§ Aim
Copy all of the material exactly. Pictures are not to appear in the copy.

--- START OF Data in this exercise ---

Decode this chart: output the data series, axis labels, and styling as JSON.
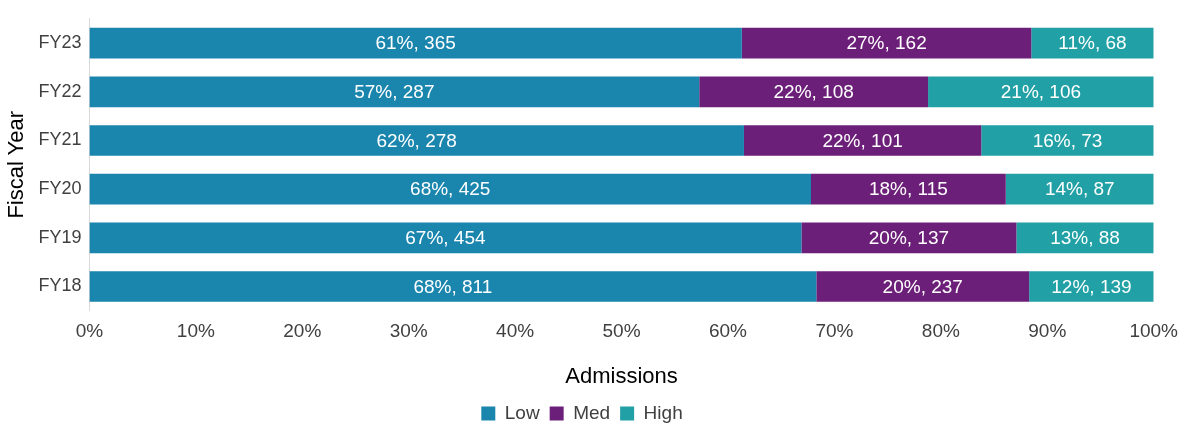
{
  "chart_data": {
    "type": "bar",
    "orientation": "horizontal",
    "stacked": true,
    "xlabel": "Admissions",
    "ylabel": "Fiscal Year",
    "categories": [
      "FY23",
      "FY22",
      "FY21",
      "FY20",
      "FY19",
      "FY18"
    ],
    "series": [
      {
        "name": "Low",
        "color": "#1a85ad",
        "values": [
          61.3,
          57.3,
          61.5,
          67.8,
          66.9,
          68.3
        ],
        "value_labels": [
          "61%, 365",
          "57%, 287",
          "62%, 278",
          "68%, 425",
          "67%, 454",
          "68%, 811"
        ]
      },
      {
        "name": "Med",
        "color": "#6c1f78",
        "values": [
          27.2,
          21.5,
          22.3,
          18.3,
          20.2,
          20.0
        ],
        "value_labels": [
          "27%, 162",
          "22%, 108",
          "22%, 101",
          "18%, 115",
          "20%, 137",
          "20%, 237"
        ]
      },
      {
        "name": "High",
        "color": "#21a0a6",
        "values": [
          11.5,
          21.2,
          16.2,
          13.9,
          12.9,
          11.7
        ],
        "value_labels": [
          "11%, 68",
          "21%, 106",
          "16%, 73",
          "14%, 87",
          "13%, 88",
          "12%, 139"
        ]
      }
    ],
    "xlim": [
      0,
      100
    ],
    "xticks": [
      {
        "value": 0,
        "label": "0%"
      },
      {
        "value": 10,
        "label": "10%"
      },
      {
        "value": 20,
        "label": "20%"
      },
      {
        "value": 30,
        "label": "30%"
      },
      {
        "value": 40,
        "label": "40%"
      },
      {
        "value": 50,
        "label": "50%"
      },
      {
        "value": 60,
        "label": "60%"
      },
      {
        "value": 70,
        "label": "70%"
      },
      {
        "value": 80,
        "label": "80%"
      },
      {
        "value": 90,
        "label": "90%"
      },
      {
        "value": 100,
        "label": "100%"
      }
    ],
    "grid": false,
    "legend": "bottom"
  }
}
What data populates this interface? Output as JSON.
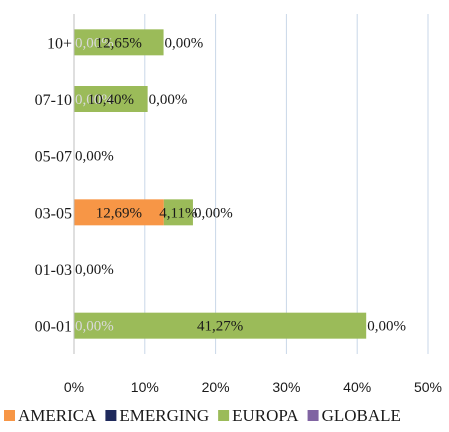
{
  "chart_data": {
    "type": "bar",
    "orientation": "horizontal",
    "stacked": true,
    "categories": [
      "10+",
      "07-10",
      "05-07",
      "03-05",
      "01-03",
      "00-01"
    ],
    "xlim": [
      0,
      50
    ],
    "x_ticks": [
      "0%",
      "10%",
      "20%",
      "30%",
      "40%",
      "50%"
    ],
    "grid": "vertical",
    "legend_position": "bottom",
    "series": [
      {
        "name": "AMERICA",
        "color": "#F79646",
        "values": [
          0,
          0,
          0,
          12.69,
          0,
          0
        ],
        "labels": [
          "0,00%",
          "0,00%",
          "",
          "12,69%",
          "",
          "0,00%"
        ]
      },
      {
        "name": "EMERGING",
        "color": "#1F2A5C",
        "values": [
          0,
          0,
          0,
          0,
          0,
          0
        ],
        "labels": [
          "",
          "",
          "",
          "",
          "",
          ""
        ]
      },
      {
        "name": "EUROPA",
        "color": "#9BBB59",
        "values": [
          12.65,
          10.4,
          0,
          4.11,
          0,
          41.27
        ],
        "labels": [
          "12,65%",
          "10,40%",
          "",
          "4,11%",
          "",
          "41,27%"
        ]
      },
      {
        "name": "GLOBALE",
        "color": "#8064A2",
        "values": [
          0,
          0,
          0,
          0,
          0,
          0
        ],
        "labels": [
          "0,00%",
          "0,00%",
          "0,00%",
          "0,00%",
          "0,00%",
          "0,00%"
        ]
      }
    ]
  }
}
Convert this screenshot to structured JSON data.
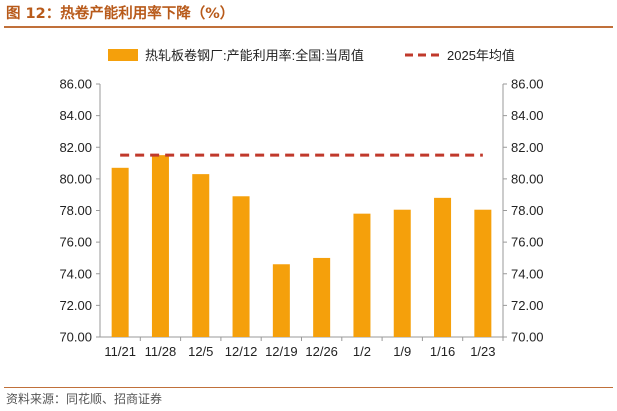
{
  "figure": {
    "title": "图 12：热卷产能利用率下降（%）",
    "source": "资料来源：同花顺、招商证券"
  },
  "colors": {
    "title": "#b85a1a",
    "rule": "#c0703a",
    "bar": "#f5a00b",
    "reference_line": "#c0392b",
    "axis_text": "#222222",
    "axis_line": "#999999"
  },
  "chart_data": {
    "type": "bar",
    "categories": [
      "11/21",
      "11/28",
      "12/5",
      "12/12",
      "12/19",
      "12/26",
      "1/2",
      "1/9",
      "1/16",
      "1/23"
    ],
    "series": [
      {
        "name": "热轧板卷钢厂:产能利用率:全国:当周值",
        "type": "bar",
        "color": "#f5a00b",
        "values": [
          80.7,
          81.5,
          80.3,
          78.9,
          74.6,
          75.0,
          77.8,
          78.05,
          78.8,
          78.05
        ]
      },
      {
        "name": "2025年均值",
        "type": "line",
        "style": "dashed",
        "color": "#c0392b",
        "values": [
          81.5,
          81.5,
          81.5,
          81.5,
          81.5,
          81.5,
          81.5,
          81.5,
          81.5,
          81.5
        ]
      }
    ],
    "ylim": [
      70,
      86
    ],
    "y_ticks": [
      "70.00",
      "72.00",
      "74.00",
      "76.00",
      "78.00",
      "80.00",
      "82.00",
      "84.00",
      "86.00"
    ],
    "y2_ticks": [
      "70.00",
      "72.00",
      "74.00",
      "76.00",
      "78.00",
      "80.00",
      "82.00",
      "84.00",
      "86.00"
    ],
    "legend_position": "top",
    "grid": false
  }
}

--- END OF Data in this exercise ---

§ Response below
Decode this chart: output the data series, axis labels, and styling as JSON.
{
  "chart_data": {
    "type": "bar",
    "orientation": "horizontal",
    "stacked": true,
    "xlabel": "Admissions",
    "ylabel": "Fiscal Year",
    "categories": [
      "FY23",
      "FY22",
      "FY21",
      "FY20",
      "FY19",
      "FY18"
    ],
    "series": [
      {
        "name": "Low",
        "color": "#1a85ad",
        "values": [
          61.3,
          57.3,
          61.5,
          67.8,
          66.9,
          68.3
        ],
        "value_labels": [
          "61%, 365",
          "57%, 287",
          "62%, 278",
          "68%, 425",
          "67%, 454",
          "68%, 811"
        ]
      },
      {
        "name": "Med",
        "color": "#6c1f78",
        "values": [
          27.2,
          21.5,
          22.3,
          18.3,
          20.2,
          20.0
        ],
        "value_labels": [
          "27%, 162",
          "22%, 108",
          "22%, 101",
          "18%, 115",
          "20%, 137",
          "20%, 237"
        ]
      },
      {
        "name": "High",
        "color": "#21a0a6",
        "values": [
          11.5,
          21.2,
          16.2,
          13.9,
          12.9,
          11.7
        ],
        "value_labels": [
          "11%, 68",
          "21%, 106",
          "16%, 73",
          "14%, 87",
          "13%, 88",
          "12%, 139"
        ]
      }
    ],
    "xlim": [
      0,
      100
    ],
    "xticks": [
      {
        "value": 0,
        "label": "0%"
      },
      {
        "value": 10,
        "label": "10%"
      },
      {
        "value": 20,
        "label": "20%"
      },
      {
        "value": 30,
        "label": "30%"
      },
      {
        "value": 40,
        "label": "40%"
      },
      {
        "value": 50,
        "label": "50%"
      },
      {
        "value": 60,
        "label": "60%"
      },
      {
        "value": 70,
        "label": "70%"
      },
      {
        "value": 80,
        "label": "80%"
      },
      {
        "value": 90,
        "label": "90%"
      },
      {
        "value": 100,
        "label": "100%"
      }
    ],
    "grid": false,
    "legend": "bottom"
  }
}
What data populates this interface? Output as JSON.
{
  "chart_data": {
    "type": "bar",
    "orientation": "horizontal",
    "stacked": true,
    "categories": [
      "10+",
      "07-10",
      "05-07",
      "03-05",
      "01-03",
      "00-01"
    ],
    "xlim": [
      0,
      50
    ],
    "x_ticks": [
      "0%",
      "10%",
      "20%",
      "30%",
      "40%",
      "50%"
    ],
    "grid": "vertical",
    "legend_position": "bottom",
    "series": [
      {
        "name": "AMERICA",
        "color": "#F79646",
        "values": [
          0,
          0,
          0,
          12.69,
          0,
          0
        ],
        "labels": [
          "0,00%",
          "0,00%",
          "",
          "12,69%",
          "",
          "0,00%"
        ]
      },
      {
        "name": "EMERGING",
        "color": "#1F2A5C",
        "values": [
          0,
          0,
          0,
          0,
          0,
          0
        ],
        "labels": [
          "",
          "",
          "",
          "",
          "",
          ""
        ]
      },
      {
        "name": "EUROPA",
        "color": "#9BBB59",
        "values": [
          12.65,
          10.4,
          0,
          4.11,
          0,
          41.27
        ],
        "labels": [
          "12,65%",
          "10,40%",
          "",
          "4,11%",
          "",
          "41,27%"
        ]
      },
      {
        "name": "GLOBALE",
        "color": "#8064A2",
        "values": [
          0,
          0,
          0,
          0,
          0,
          0
        ],
        "labels": [
          "0,00%",
          "0,00%",
          "0,00%",
          "0,00%",
          "0,00%",
          "0,00%"
        ]
      }
    ]
  }
}
Convert this screenshot to structured JSON data.
{
  "figure": {
    "title": "图 12：热卷产能利用率下降（%）",
    "source": "资料来源：同花顺、招商证券"
  },
  "colors": {
    "title": "#b85a1a",
    "rule": "#c0703a",
    "bar": "#f5a00b",
    "reference_line": "#c0392b",
    "axis_text": "#222222",
    "axis_line": "#999999"
  },
  "chart_data": {
    "type": "bar",
    "categories": [
      "11/21",
      "11/28",
      "12/5",
      "12/12",
      "12/19",
      "12/26",
      "1/2",
      "1/9",
      "1/16",
      "1/23"
    ],
    "series": [
      {
        "name": "热轧板卷钢厂:产能利用率:全国:当周值",
        "type": "bar",
        "color": "#f5a00b",
        "values": [
          80.7,
          81.5,
          80.3,
          78.9,
          74.6,
          75.0,
          77.8,
          78.05,
          78.8,
          78.05
        ]
      },
      {
        "name": "2025年均值",
        "type": "line",
        "style": "dashed",
        "color": "#c0392b",
        "values": [
          81.5,
          81.5,
          81.5,
          81.5,
          81.5,
          81.5,
          81.5,
          81.5,
          81.5,
          81.5
        ]
      }
    ],
    "ylim": [
      70,
      86
    ],
    "y_ticks": [
      "70.00",
      "72.00",
      "74.00",
      "76.00",
      "78.00",
      "80.00",
      "82.00",
      "84.00",
      "86.00"
    ],
    "y2_ticks": [
      "70.00",
      "72.00",
      "74.00",
      "76.00",
      "78.00",
      "80.00",
      "82.00",
      "84.00",
      "86.00"
    ],
    "legend_position": "top",
    "grid": false
  }
}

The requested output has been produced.